• _Exercise objective_:
Count every line in the following entries where the word "geleden" appears. Give the count alone.

• _Data_:
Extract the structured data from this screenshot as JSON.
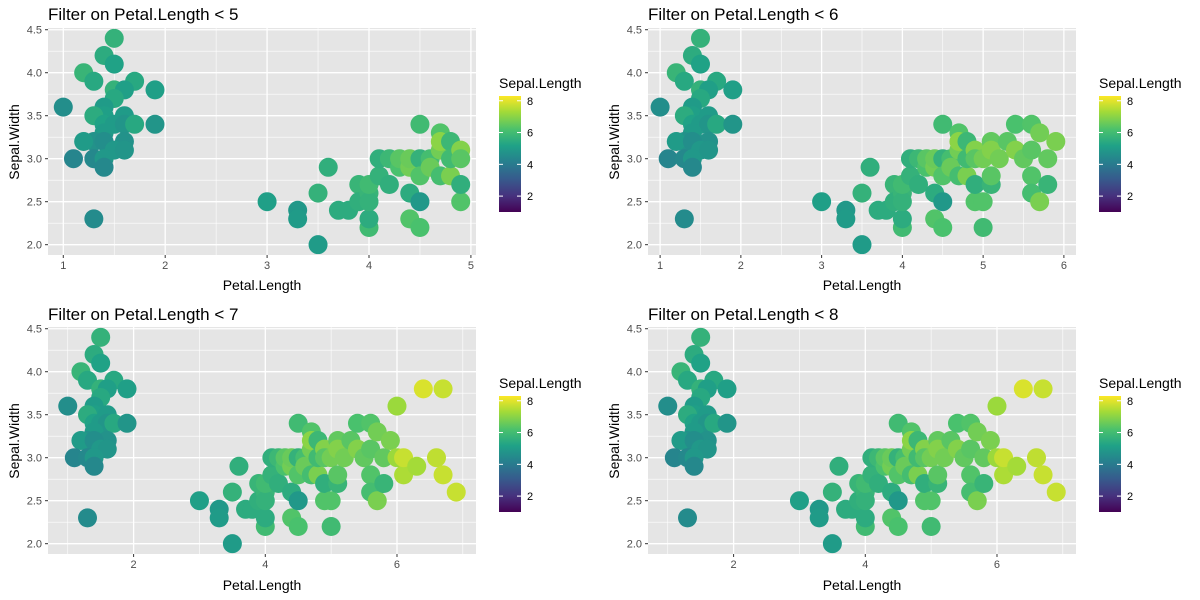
{
  "legend_title": "Sepal.Length",
  "legend_ticks": [
    2,
    4,
    6,
    8
  ],
  "color_range": [
    1,
    8.3
  ],
  "colors": {
    "panel_bg": "#e5e5e5",
    "grid": "#ffffff"
  },
  "palette": [
    "#440154",
    "#46327e",
    "#365c8d",
    "#277f8e",
    "#1fa187",
    "#4ac16d",
    "#a0da39",
    "#fde725"
  ],
  "chart_data": [
    {
      "type": "scatter",
      "title": "Filter on Petal.Length < 5",
      "xlabel": "Petal.Length",
      "ylabel": "Sepal.Width",
      "xlim": [
        0.85,
        5.05
      ],
      "ylim": [
        1.88,
        4.52
      ],
      "xticks": [
        "1",
        "2",
        "3",
        "4",
        "5"
      ],
      "yticks": [
        "2.0",
        "2.5",
        "3.0",
        "3.5",
        "4.0",
        "4.5"
      ],
      "filter_max": 5
    },
    {
      "type": "scatter",
      "title": "Filter on Petal.Length < 6",
      "xlabel": "Petal.Length",
      "ylabel": "Sepal.Width",
      "xlim": [
        0.85,
        6.15
      ],
      "ylim": [
        1.88,
        4.52
      ],
      "xticks": [
        "1",
        "2",
        "3",
        "4",
        "5",
        "6"
      ],
      "yticks": [
        "2.0",
        "2.5",
        "3.0",
        "3.5",
        "4.0",
        "4.5"
      ],
      "filter_max": 6
    },
    {
      "type": "scatter",
      "title": "Filter on Petal.Length < 7",
      "xlabel": "Petal.Length",
      "ylabel": "Sepal.Width",
      "xlim": [
        0.7,
        7.2
      ],
      "ylim": [
        1.88,
        4.52
      ],
      "xticks": [
        "2",
        "4",
        "6"
      ],
      "yticks": [
        "2.0",
        "2.5",
        "3.0",
        "3.5",
        "4.0",
        "4.5"
      ],
      "filter_max": 7
    },
    {
      "type": "scatter",
      "title": "Filter on Petal.Length < 8",
      "xlabel": "Petal.Length",
      "ylabel": "Sepal.Width",
      "xlim": [
        0.7,
        7.2
      ],
      "ylim": [
        1.88,
        4.52
      ],
      "xticks": [
        "2",
        "4",
        "6"
      ],
      "yticks": [
        "2.0",
        "2.5",
        "3.0",
        "3.5",
        "4.0",
        "4.5"
      ],
      "filter_max": 8
    }
  ],
  "points": [
    {
      "x": 1.5,
      "y": 4.4,
      "c": 5.7
    },
    {
      "x": 1.4,
      "y": 4.2,
      "c": 5.5
    },
    {
      "x": 1.5,
      "y": 4.1,
      "c": 5.2
    },
    {
      "x": 1.2,
      "y": 4.0,
      "c": 5.8
    },
    {
      "x": 1.3,
      "y": 3.9,
      "c": 5.4
    },
    {
      "x": 1.7,
      "y": 3.9,
      "c": 5.4
    },
    {
      "x": 1.5,
      "y": 3.8,
      "c": 5.7
    },
    {
      "x": 1.9,
      "y": 3.8,
      "c": 5.1
    },
    {
      "x": 1.6,
      "y": 3.8,
      "c": 5.1
    },
    {
      "x": 1.5,
      "y": 3.7,
      "c": 5.4
    },
    {
      "x": 1.4,
      "y": 3.6,
      "c": 5.0
    },
    {
      "x": 1.0,
      "y": 3.6,
      "c": 4.6
    },
    {
      "x": 1.4,
      "y": 3.5,
      "c": 5.1
    },
    {
      "x": 1.6,
      "y": 3.5,
      "c": 5.0
    },
    {
      "x": 1.3,
      "y": 3.5,
      "c": 5.5
    },
    {
      "x": 1.4,
      "y": 3.4,
      "c": 5.2
    },
    {
      "x": 1.5,
      "y": 3.4,
      "c": 5.0
    },
    {
      "x": 1.6,
      "y": 3.4,
      "c": 4.8
    },
    {
      "x": 1.7,
      "y": 3.4,
      "c": 5.4
    },
    {
      "x": 1.9,
      "y": 3.4,
      "c": 4.8
    },
    {
      "x": 1.4,
      "y": 3.3,
      "c": 5.0
    },
    {
      "x": 1.6,
      "y": 3.2,
      "c": 4.7
    },
    {
      "x": 1.3,
      "y": 3.2,
      "c": 4.7
    },
    {
      "x": 1.2,
      "y": 3.2,
      "c": 5.0
    },
    {
      "x": 1.4,
      "y": 3.2,
      "c": 4.6
    },
    {
      "x": 1.5,
      "y": 3.1,
      "c": 4.9
    },
    {
      "x": 1.6,
      "y": 3.1,
      "c": 4.8
    },
    {
      "x": 1.1,
      "y": 3.0,
      "c": 4.3
    },
    {
      "x": 1.3,
      "y": 3.0,
      "c": 4.4
    },
    {
      "x": 1.4,
      "y": 3.0,
      "c": 4.9
    },
    {
      "x": 1.4,
      "y": 2.9,
      "c": 4.4
    },
    {
      "x": 1.3,
      "y": 2.3,
      "c": 4.5
    },
    {
      "x": 3.0,
      "y": 2.5,
      "c": 5.1
    },
    {
      "x": 3.3,
      "y": 2.4,
      "c": 4.9
    },
    {
      "x": 3.3,
      "y": 2.3,
      "c": 5.0
    },
    {
      "x": 3.5,
      "y": 2.0,
      "c": 5.0
    },
    {
      "x": 3.5,
      "y": 2.6,
      "c": 5.7
    },
    {
      "x": 3.6,
      "y": 2.9,
      "c": 5.6
    },
    {
      "x": 3.7,
      "y": 2.4,
      "c": 5.5
    },
    {
      "x": 3.8,
      "y": 2.4,
      "c": 5.5
    },
    {
      "x": 3.9,
      "y": 2.7,
      "c": 5.8
    },
    {
      "x": 3.9,
      "y": 2.5,
      "c": 5.6
    },
    {
      "x": 4.0,
      "y": 2.2,
      "c": 6.0
    },
    {
      "x": 4.0,
      "y": 2.3,
      "c": 5.5
    },
    {
      "x": 4.0,
      "y": 2.6,
      "c": 5.8
    },
    {
      "x": 4.0,
      "y": 2.5,
      "c": 5.7
    },
    {
      "x": 4.0,
      "y": 2.7,
      "c": 6.0
    },
    {
      "x": 4.1,
      "y": 2.8,
      "c": 5.7
    },
    {
      "x": 4.1,
      "y": 3.0,
      "c": 5.6
    },
    {
      "x": 4.2,
      "y": 3.0,
      "c": 5.9
    },
    {
      "x": 4.2,
      "y": 2.7,
      "c": 5.6
    },
    {
      "x": 4.3,
      "y": 2.9,
      "c": 6.2
    },
    {
      "x": 4.3,
      "y": 3.0,
      "c": 6.4
    },
    {
      "x": 4.4,
      "y": 2.9,
      "c": 6.7
    },
    {
      "x": 4.4,
      "y": 3.0,
      "c": 6.6
    },
    {
      "x": 4.4,
      "y": 2.3,
      "c": 6.3
    },
    {
      "x": 4.4,
      "y": 2.6,
      "c": 5.5
    },
    {
      "x": 4.5,
      "y": 3.4,
      "c": 6.0
    },
    {
      "x": 4.5,
      "y": 2.2,
      "c": 6.2
    },
    {
      "x": 4.5,
      "y": 3.0,
      "c": 5.7
    },
    {
      "x": 4.5,
      "y": 2.8,
      "c": 6.3
    },
    {
      "x": 4.5,
      "y": 2.5,
      "c": 4.9
    },
    {
      "x": 4.6,
      "y": 3.0,
      "c": 6.1
    },
    {
      "x": 4.6,
      "y": 2.9,
      "c": 6.6
    },
    {
      "x": 4.7,
      "y": 3.3,
      "c": 6.3
    },
    {
      "x": 4.7,
      "y": 3.1,
      "c": 6.7
    },
    {
      "x": 4.7,
      "y": 2.8,
      "c": 6.1
    },
    {
      "x": 4.7,
      "y": 3.2,
      "c": 7.0
    },
    {
      "x": 4.8,
      "y": 2.8,
      "c": 6.8
    },
    {
      "x": 4.8,
      "y": 3.2,
      "c": 5.9
    },
    {
      "x": 4.8,
      "y": 3.0,
      "c": 6.0
    },
    {
      "x": 4.9,
      "y": 2.5,
      "c": 6.3
    },
    {
      "x": 4.9,
      "y": 3.1,
      "c": 6.9
    },
    {
      "x": 4.9,
      "y": 2.7,
      "c": 5.6
    },
    {
      "x": 4.9,
      "y": 3.0,
      "c": 6.4
    },
    {
      "x": 5.0,
      "y": 2.2,
      "c": 6.0
    },
    {
      "x": 5.0,
      "y": 3.0,
      "c": 6.7
    },
    {
      "x": 5.0,
      "y": 2.5,
      "c": 6.3
    },
    {
      "x": 5.1,
      "y": 2.7,
      "c": 5.8
    },
    {
      "x": 5.1,
      "y": 3.2,
      "c": 6.5
    },
    {
      "x": 5.1,
      "y": 2.8,
      "c": 6.4
    },
    {
      "x": 5.1,
      "y": 3.1,
      "c": 6.9
    },
    {
      "x": 5.2,
      "y": 3.0,
      "c": 6.7
    },
    {
      "x": 5.3,
      "y": 3.2,
      "c": 6.4
    },
    {
      "x": 5.4,
      "y": 3.4,
      "c": 6.2
    },
    {
      "x": 5.4,
      "y": 3.1,
      "c": 6.9
    },
    {
      "x": 5.5,
      "y": 3.0,
      "c": 6.5
    },
    {
      "x": 5.6,
      "y": 2.8,
      "c": 6.3
    },
    {
      "x": 5.6,
      "y": 3.4,
      "c": 6.3
    },
    {
      "x": 5.6,
      "y": 2.6,
      "c": 6.1
    },
    {
      "x": 5.6,
      "y": 3.1,
      "c": 6.4
    },
    {
      "x": 5.7,
      "y": 3.3,
      "c": 6.7
    },
    {
      "x": 5.7,
      "y": 2.5,
      "c": 6.8
    },
    {
      "x": 5.8,
      "y": 3.0,
      "c": 6.5
    },
    {
      "x": 5.8,
      "y": 2.7,
      "c": 5.8
    },
    {
      "x": 5.9,
      "y": 3.2,
      "c": 6.8
    },
    {
      "x": 6.0,
      "y": 3.6,
      "c": 7.2
    },
    {
      "x": 6.0,
      "y": 3.0,
      "c": 7.2
    },
    {
      "x": 6.1,
      "y": 2.8,
      "c": 7.4
    },
    {
      "x": 6.1,
      "y": 3.0,
      "c": 7.7
    },
    {
      "x": 6.3,
      "y": 2.9,
      "c": 7.3
    },
    {
      "x": 6.4,
      "y": 3.8,
      "c": 7.9
    },
    {
      "x": 6.6,
      "y": 3.0,
      "c": 7.6
    },
    {
      "x": 6.7,
      "y": 3.8,
      "c": 7.7
    },
    {
      "x": 6.7,
      "y": 2.8,
      "c": 7.7
    },
    {
      "x": 6.9,
      "y": 2.6,
      "c": 7.7
    }
  ]
}
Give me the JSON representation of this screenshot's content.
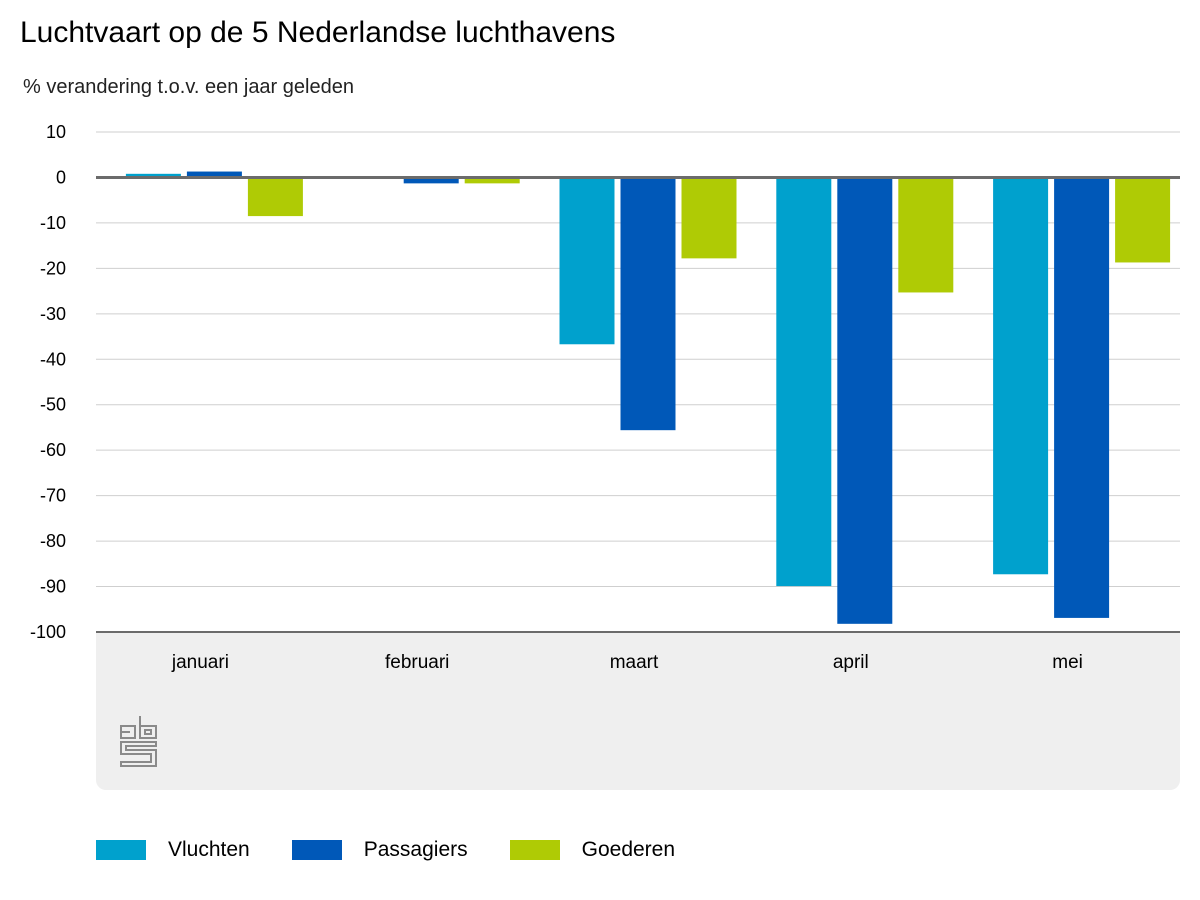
{
  "chart_data": {
    "type": "bar",
    "title": "Luchtvaart op de 5 Nederlandse luchthavens",
    "subtitle": "% verandering t.o.v. een jaar geleden",
    "xlabel": "",
    "ylabel": "% verandering t.o.v. een jaar geleden",
    "ylim": [
      -100,
      10
    ],
    "yticks": [
      10,
      0,
      -10,
      -20,
      -30,
      -40,
      -50,
      -60,
      -70,
      -80,
      -90,
      -100
    ],
    "grid": true,
    "legend_position": "bottom-left",
    "categories": [
      "januari",
      "februari",
      "maart",
      "april",
      "mei"
    ],
    "series": [
      {
        "name": "Vluchten",
        "color": "#00a1cd",
        "values": [
          0.8,
          0.0,
          -36.7,
          -89.9,
          -87.3
        ]
      },
      {
        "name": "Passagiers",
        "color": "#0058b8",
        "values": [
          1.3,
          -1.3,
          -55.6,
          -98.2,
          -96.9
        ]
      },
      {
        "name": "Goederen",
        "color": "#afcb05",
        "values": [
          -8.5,
          -1.3,
          -17.8,
          -25.3,
          -18.7
        ]
      }
    ]
  },
  "logo": {
    "name": "cbs"
  }
}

• _Finished answer_:
2